EXTRACTED ENTRIES =>

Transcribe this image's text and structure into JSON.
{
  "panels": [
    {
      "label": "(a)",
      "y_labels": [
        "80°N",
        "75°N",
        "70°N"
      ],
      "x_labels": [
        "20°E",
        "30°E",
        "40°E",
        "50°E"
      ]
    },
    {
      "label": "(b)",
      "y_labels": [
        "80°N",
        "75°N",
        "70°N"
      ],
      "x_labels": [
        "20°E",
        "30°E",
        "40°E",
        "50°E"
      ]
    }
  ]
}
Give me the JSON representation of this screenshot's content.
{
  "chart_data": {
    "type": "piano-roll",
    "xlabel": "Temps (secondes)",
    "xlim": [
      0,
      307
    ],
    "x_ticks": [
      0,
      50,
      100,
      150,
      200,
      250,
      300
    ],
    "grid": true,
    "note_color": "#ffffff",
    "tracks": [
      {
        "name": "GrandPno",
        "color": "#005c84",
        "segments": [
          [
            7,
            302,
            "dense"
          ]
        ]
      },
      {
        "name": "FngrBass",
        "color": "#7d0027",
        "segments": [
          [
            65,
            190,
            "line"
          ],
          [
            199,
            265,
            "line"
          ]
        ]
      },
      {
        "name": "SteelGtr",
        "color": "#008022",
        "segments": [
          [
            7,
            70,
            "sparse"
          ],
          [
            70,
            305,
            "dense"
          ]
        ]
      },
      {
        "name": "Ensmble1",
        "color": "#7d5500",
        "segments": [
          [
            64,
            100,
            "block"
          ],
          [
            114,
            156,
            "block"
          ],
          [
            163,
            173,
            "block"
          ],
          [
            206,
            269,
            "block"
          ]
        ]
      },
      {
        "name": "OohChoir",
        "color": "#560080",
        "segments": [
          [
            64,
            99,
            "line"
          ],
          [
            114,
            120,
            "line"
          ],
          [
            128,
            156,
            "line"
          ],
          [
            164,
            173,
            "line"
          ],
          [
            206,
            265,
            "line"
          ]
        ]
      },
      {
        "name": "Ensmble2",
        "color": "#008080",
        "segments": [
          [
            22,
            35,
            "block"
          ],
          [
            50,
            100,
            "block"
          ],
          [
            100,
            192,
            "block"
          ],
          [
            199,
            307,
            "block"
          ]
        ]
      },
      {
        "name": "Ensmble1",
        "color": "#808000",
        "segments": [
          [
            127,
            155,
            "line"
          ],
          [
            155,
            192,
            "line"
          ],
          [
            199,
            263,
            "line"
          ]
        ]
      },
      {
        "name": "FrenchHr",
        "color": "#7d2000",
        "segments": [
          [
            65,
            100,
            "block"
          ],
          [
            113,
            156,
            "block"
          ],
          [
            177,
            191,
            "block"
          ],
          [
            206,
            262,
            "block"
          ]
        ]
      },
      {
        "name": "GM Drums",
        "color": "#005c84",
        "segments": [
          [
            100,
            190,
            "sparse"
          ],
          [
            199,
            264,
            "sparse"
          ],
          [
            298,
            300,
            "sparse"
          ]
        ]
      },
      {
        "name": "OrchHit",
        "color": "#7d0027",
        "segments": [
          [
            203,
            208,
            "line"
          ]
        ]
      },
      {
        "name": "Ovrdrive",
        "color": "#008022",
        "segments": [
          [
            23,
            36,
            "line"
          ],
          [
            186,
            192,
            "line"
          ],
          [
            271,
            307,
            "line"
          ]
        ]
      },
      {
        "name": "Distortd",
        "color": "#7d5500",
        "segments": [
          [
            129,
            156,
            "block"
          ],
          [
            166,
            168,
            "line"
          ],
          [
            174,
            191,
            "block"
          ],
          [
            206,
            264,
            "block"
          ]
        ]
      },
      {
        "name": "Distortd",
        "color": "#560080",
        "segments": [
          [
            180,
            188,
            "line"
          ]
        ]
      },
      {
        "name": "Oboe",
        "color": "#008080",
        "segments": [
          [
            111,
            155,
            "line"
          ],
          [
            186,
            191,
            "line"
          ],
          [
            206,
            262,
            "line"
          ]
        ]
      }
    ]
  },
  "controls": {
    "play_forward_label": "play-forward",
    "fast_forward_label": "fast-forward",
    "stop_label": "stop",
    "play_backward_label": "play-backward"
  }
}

OBJECTIVE =>
Return all of the data word for word.

COMPLETE ANSWER =>
Transcribe this image's text and structure into JSON.
{
  "panels": [
    {
      "label": "(a)",
      "y_labels": [
        "80°N",
        "75°N",
        "70°N"
      ],
      "x_labels": [
        "20°E",
        "30°E",
        "40°E",
        "50°E"
      ]
    },
    {
      "label": "(b)",
      "y_labels": [
        "80°N",
        "75°N",
        "70°N"
      ],
      "x_labels": [
        "20°E",
        "30°E",
        "40°E",
        "50°E"
      ]
    }
  ]
}
Give me the JSON representation of this screenshot's content.
{
  "chart_data": {
    "type": "piano-roll",
    "xlabel": "Temps (secondes)",
    "xlim": [
      0,
      307
    ],
    "x_ticks": [
      0,
      50,
      100,
      150,
      200,
      250,
      300
    ],
    "grid": true,
    "note_color": "#ffffff",
    "tracks": [
      {
        "name": "GrandPno",
        "color": "#005c84",
        "segments": [
          [
            7,
            302,
            "dense"
          ]
        ]
      },
      {
        "name": "FngrBass",
        "color": "#7d0027",
        "segments": [
          [
            65,
            190,
            "line"
          ],
          [
            199,
            265,
            "line"
          ]
        ]
      },
      {
        "name": "SteelGtr",
        "color": "#008022",
        "segments": [
          [
            7,
            70,
            "sparse"
          ],
          [
            70,
            305,
            "dense"
          ]
        ]
      },
      {
        "name": "Ensmble1",
        "color": "#7d5500",
        "segments": [
          [
            64,
            100,
            "block"
          ],
          [
            114,
            156,
            "block"
          ],
          [
            163,
            173,
            "block"
          ],
          [
            206,
            269,
            "block"
          ]
        ]
      },
      {
        "name": "OohChoir",
        "color": "#560080",
        "segments": [
          [
            64,
            99,
            "line"
          ],
          [
            114,
            120,
            "line"
          ],
          [
            128,
            156,
            "line"
          ],
          [
            164,
            173,
            "line"
          ],
          [
            206,
            265,
            "line"
          ]
        ]
      },
      {
        "name": "Ensmble2",
        "color": "#008080",
        "segments": [
          [
            22,
            35,
            "block"
          ],
          [
            50,
            100,
            "block"
          ],
          [
            100,
            192,
            "block"
          ],
          [
            199,
            307,
            "block"
          ]
        ]
      },
      {
        "name": "Ensmble1",
        "color": "#808000",
        "segments": [
          [
            127,
            155,
            "line"
          ],
          [
            155,
            192,
            "line"
          ],
          [
            199,
            263,
            "line"
          ]
        ]
      },
      {
        "name": "FrenchHr",
        "color": "#7d2000",
        "segments": [
          [
            65,
            100,
            "block"
          ],
          [
            113,
            156,
            "block"
          ],
          [
            177,
            191,
            "block"
          ],
          [
            206,
            262,
            "block"
          ]
        ]
      },
      {
        "name": "GM Drums",
        "color": "#005c84",
        "segments": [
          [
            100,
            190,
            "sparse"
          ],
          [
            199,
            264,
            "sparse"
          ],
          [
            298,
            300,
            "sparse"
          ]
        ]
      },
      {
        "name": "OrchHit",
        "color": "#7d0027",
        "segments": [
          [
            203,
            208,
            "line"
          ]
        ]
      },
      {
        "name": "Ovrdrive",
        "color": "#008022",
        "segments": [
          [
            23,
            36,
            "line"
          ],
          [
            186,
            192,
            "line"
          ],
          [
            271,
            307,
            "line"
          ]
        ]
      },
      {
        "name": "Distortd",
        "color": "#7d5500",
        "segments": [
          [
            129,
            156,
            "block"
          ],
          [
            166,
            168,
            "line"
          ],
          [
            174,
            191,
            "block"
          ],
          [
            206,
            264,
            "block"
          ]
        ]
      },
      {
        "name": "Distortd",
        "color": "#560080",
        "segments": [
          [
            180,
            188,
            "line"
          ]
        ]
      },
      {
        "name": "Oboe",
        "color": "#008080",
        "segments": [
          [
            111,
            155,
            "line"
          ],
          [
            186,
            191,
            "line"
          ],
          [
            206,
            262,
            "line"
          ]
        ]
      }
    ]
  },
  "controls": {
    "play_forward_label": "play-forward",
    "fast_forward_label": "fast-forward",
    "stop_label": "stop",
    "play_backward_label": "play-backward"
  }
}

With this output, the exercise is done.